» Stated task
Pick out every line of the entries below where "text" occurs, and copy those lines.

» Supplied entries
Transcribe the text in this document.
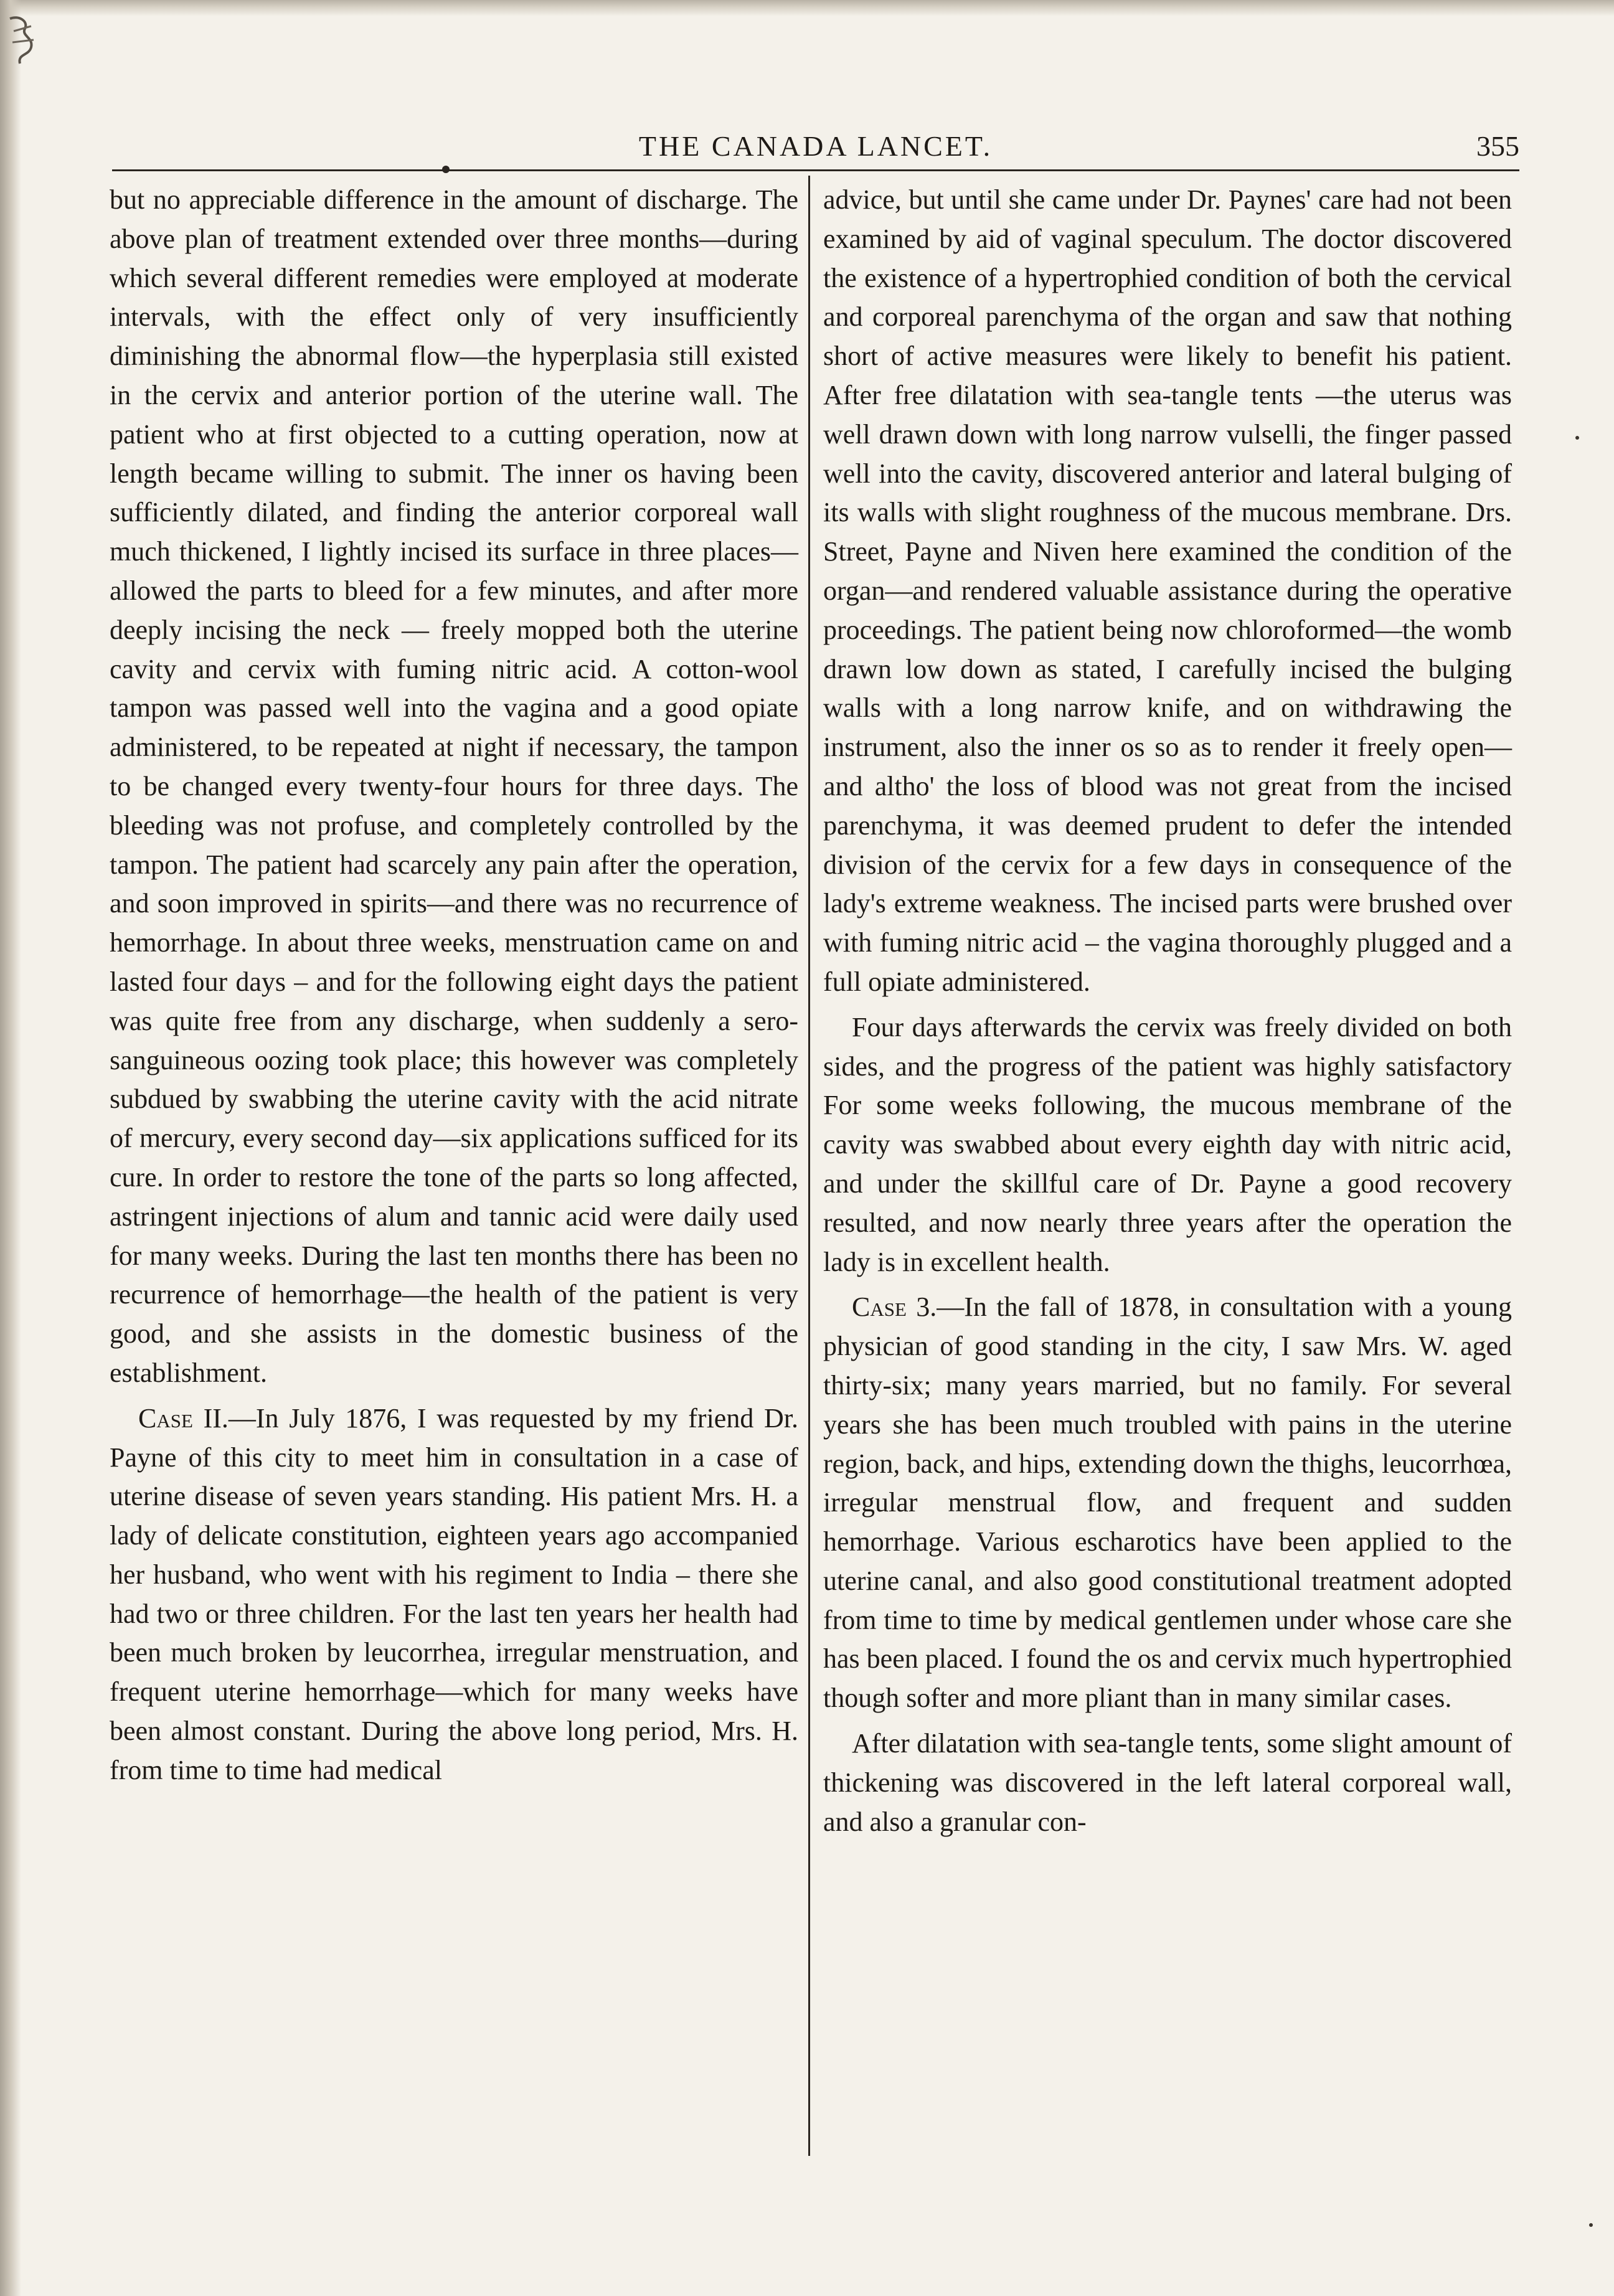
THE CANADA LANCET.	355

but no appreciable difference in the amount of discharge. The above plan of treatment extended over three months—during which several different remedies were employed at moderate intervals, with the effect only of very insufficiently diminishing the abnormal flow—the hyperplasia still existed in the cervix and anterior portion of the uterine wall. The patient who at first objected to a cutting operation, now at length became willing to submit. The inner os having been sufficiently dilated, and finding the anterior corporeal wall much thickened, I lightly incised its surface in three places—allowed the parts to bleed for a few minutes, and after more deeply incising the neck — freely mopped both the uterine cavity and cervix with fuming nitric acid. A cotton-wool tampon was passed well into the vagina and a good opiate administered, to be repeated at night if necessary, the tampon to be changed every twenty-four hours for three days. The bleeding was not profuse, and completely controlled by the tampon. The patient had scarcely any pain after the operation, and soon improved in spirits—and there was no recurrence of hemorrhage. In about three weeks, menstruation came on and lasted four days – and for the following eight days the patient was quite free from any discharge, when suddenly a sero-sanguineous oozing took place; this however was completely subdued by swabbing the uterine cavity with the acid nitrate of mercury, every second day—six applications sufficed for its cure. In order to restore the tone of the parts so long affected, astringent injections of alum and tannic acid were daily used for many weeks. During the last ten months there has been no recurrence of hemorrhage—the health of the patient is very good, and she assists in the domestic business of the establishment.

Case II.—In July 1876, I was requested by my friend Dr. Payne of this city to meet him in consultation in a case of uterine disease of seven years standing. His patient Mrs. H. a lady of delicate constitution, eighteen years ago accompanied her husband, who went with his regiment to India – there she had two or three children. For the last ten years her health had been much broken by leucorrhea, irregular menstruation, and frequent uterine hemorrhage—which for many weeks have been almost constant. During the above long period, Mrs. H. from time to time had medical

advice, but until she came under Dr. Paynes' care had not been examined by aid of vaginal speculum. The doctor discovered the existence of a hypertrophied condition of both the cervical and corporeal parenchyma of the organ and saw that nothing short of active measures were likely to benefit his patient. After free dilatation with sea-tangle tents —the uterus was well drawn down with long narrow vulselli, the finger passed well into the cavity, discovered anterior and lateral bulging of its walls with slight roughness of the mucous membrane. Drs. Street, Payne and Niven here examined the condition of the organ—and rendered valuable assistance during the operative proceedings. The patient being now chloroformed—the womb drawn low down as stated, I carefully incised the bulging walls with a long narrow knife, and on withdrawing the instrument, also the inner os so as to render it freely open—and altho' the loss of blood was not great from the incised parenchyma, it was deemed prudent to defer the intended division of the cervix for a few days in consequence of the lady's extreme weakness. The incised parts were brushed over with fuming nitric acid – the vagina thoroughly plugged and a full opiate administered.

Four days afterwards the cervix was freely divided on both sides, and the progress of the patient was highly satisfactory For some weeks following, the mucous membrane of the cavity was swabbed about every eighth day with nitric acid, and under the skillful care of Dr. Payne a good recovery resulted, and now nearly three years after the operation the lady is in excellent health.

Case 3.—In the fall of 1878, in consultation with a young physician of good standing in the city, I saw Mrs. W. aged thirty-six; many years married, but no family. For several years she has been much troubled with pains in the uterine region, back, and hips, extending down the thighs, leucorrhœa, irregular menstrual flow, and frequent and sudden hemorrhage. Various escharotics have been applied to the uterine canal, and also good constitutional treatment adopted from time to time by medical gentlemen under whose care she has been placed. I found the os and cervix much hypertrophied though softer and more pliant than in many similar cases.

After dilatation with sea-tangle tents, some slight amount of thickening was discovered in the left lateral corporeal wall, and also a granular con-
--
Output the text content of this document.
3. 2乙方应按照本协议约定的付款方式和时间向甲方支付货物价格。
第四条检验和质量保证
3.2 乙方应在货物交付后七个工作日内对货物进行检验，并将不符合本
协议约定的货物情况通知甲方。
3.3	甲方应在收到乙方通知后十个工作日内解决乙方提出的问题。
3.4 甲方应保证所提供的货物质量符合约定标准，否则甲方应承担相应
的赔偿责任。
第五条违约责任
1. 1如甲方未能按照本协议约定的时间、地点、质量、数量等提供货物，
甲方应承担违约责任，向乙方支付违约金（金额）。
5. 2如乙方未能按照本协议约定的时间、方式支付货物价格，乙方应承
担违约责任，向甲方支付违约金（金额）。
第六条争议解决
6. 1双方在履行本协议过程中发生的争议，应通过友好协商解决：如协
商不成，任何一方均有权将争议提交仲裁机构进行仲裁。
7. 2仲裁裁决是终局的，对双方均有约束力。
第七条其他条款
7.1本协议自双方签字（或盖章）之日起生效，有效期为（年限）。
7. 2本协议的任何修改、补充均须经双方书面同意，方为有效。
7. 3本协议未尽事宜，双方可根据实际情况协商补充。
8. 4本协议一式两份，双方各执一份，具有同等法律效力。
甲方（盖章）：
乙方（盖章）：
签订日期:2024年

» Result below
Transcribe the text in this document.
Output the text content of this document.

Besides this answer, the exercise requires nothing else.